**EXERCISE AIM:**
Extract the records below word for word and ignore the images.

**RECORDS PROVIDED:**
----------

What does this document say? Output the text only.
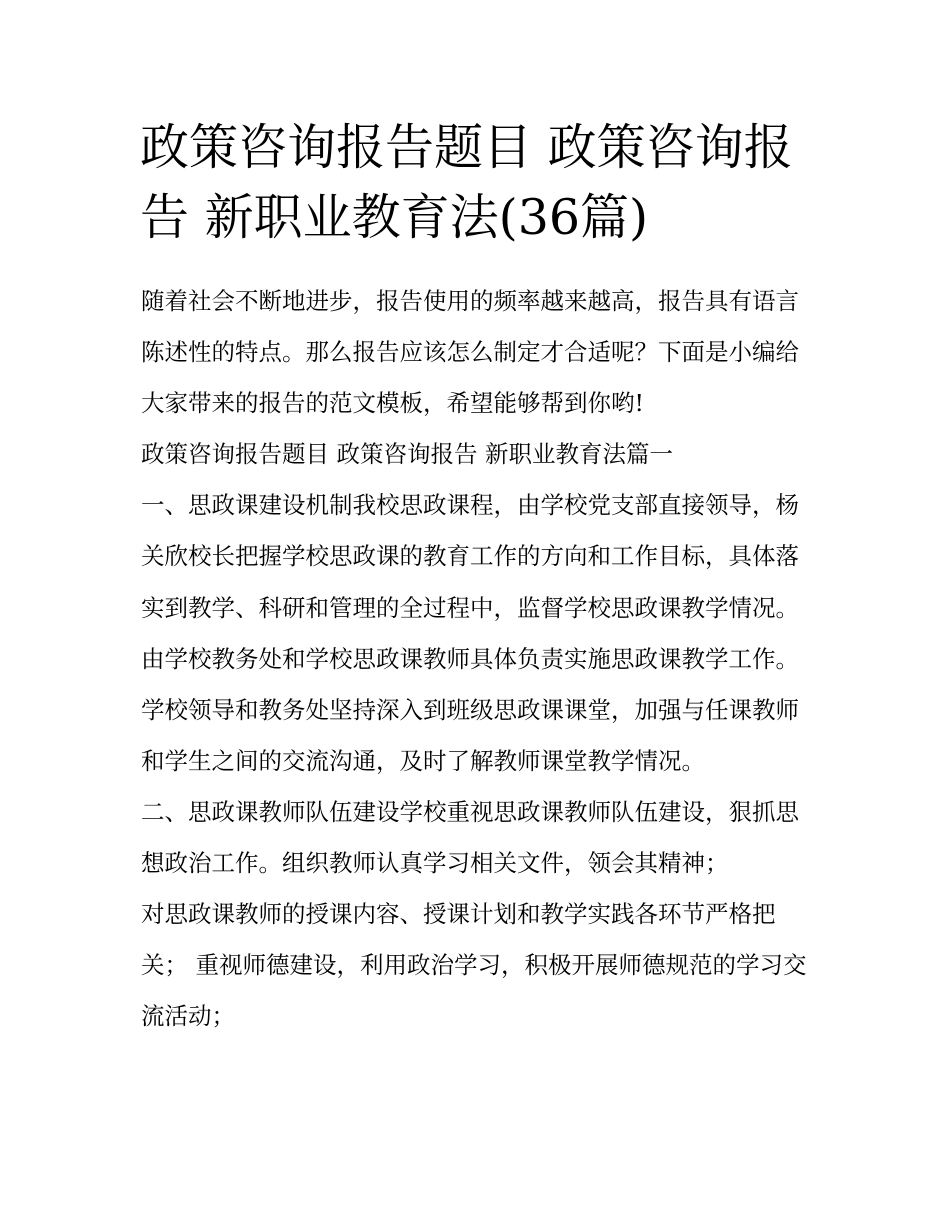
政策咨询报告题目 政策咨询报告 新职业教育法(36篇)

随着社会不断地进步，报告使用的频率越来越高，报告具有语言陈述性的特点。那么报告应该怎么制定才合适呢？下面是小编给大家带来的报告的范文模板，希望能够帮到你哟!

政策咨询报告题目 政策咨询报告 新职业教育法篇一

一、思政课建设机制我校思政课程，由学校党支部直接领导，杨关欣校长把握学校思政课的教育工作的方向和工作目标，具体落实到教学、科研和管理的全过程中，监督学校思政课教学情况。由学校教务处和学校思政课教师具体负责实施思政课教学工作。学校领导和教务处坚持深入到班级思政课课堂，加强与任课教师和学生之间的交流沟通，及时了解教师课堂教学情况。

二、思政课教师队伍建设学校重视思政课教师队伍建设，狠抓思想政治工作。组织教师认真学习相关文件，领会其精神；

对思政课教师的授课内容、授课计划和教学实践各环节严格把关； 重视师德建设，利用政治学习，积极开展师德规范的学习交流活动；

----------

**TASK RESPONSE:**
What does this document say? Output the text only.
政策咨询报告题目 政策咨询报告 新职业教育法(36篇)

随着社会不断地进步，报告使用的频率越来越高，报告具有语言陈述性的特点。那么报告应该怎么制定才合适呢？下面是小编给大家带来的报告的范文模板，希望能够帮到你哟!

政策咨询报告题目 政策咨询报告 新职业教育法篇一

一、思政课建设机制我校思政课程，由学校党支部直接领导，杨关欣校长把握学校思政课的教育工作的方向和工作目标，具体落实到教学、科研和管理的全过程中，监督学校思政课教学情况。由学校教务处和学校思政课教师具体负责实施思政课教学工作。学校领导和教务处坚持深入到班级思政课课堂，加强与任课教师和学生之间的交流沟通，及时了解教师课堂教学情况。

二、思政课教师队伍建设学校重视思政课教师队伍建设，狠抓思想政治工作。组织教师认真学习相关文件，领会其精神；

对思政课教师的授课内容、授课计划和教学实践各环节严格把关； 重视师德建设，利用政治学习，积极开展师德规范的学习交流活动；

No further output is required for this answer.